Problem details:
Go through the listing and pick out each line with the word "visibilidad" in it.

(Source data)

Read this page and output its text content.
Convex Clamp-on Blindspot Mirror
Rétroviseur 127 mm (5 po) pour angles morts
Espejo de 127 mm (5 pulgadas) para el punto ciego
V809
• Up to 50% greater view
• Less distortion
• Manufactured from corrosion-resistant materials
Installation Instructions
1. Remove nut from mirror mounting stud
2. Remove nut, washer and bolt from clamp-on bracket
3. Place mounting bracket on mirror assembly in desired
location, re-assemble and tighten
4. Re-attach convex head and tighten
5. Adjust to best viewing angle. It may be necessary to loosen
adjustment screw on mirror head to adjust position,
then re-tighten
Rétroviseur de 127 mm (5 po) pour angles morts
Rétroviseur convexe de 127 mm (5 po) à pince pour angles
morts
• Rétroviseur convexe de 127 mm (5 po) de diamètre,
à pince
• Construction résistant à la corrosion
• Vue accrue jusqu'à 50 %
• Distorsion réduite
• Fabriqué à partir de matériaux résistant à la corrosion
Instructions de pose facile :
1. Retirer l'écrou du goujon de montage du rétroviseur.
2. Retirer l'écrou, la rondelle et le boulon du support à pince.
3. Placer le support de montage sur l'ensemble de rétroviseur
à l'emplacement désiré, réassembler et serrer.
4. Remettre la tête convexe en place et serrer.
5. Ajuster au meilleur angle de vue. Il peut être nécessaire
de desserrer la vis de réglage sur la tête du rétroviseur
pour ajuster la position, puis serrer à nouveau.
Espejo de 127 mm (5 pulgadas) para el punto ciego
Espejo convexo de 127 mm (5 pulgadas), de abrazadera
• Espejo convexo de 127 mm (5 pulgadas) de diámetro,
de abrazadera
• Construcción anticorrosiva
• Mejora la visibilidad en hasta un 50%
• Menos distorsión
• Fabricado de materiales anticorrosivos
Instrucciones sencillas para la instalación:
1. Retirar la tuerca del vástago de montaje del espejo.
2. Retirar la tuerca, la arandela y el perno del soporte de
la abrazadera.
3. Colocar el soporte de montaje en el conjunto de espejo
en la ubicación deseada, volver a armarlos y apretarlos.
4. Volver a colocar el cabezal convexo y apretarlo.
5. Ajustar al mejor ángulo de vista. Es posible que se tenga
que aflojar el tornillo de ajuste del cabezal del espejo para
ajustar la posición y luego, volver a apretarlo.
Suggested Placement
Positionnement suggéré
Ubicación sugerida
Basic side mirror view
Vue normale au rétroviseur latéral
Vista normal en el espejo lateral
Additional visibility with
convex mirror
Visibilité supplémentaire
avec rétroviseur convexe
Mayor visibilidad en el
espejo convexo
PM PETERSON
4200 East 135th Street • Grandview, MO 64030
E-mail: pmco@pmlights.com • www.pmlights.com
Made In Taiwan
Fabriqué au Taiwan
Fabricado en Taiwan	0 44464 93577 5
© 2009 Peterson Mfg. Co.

Result of this exercise:
• Mejora la visibilidad en hasta un 50%
Mayor visibilidad en el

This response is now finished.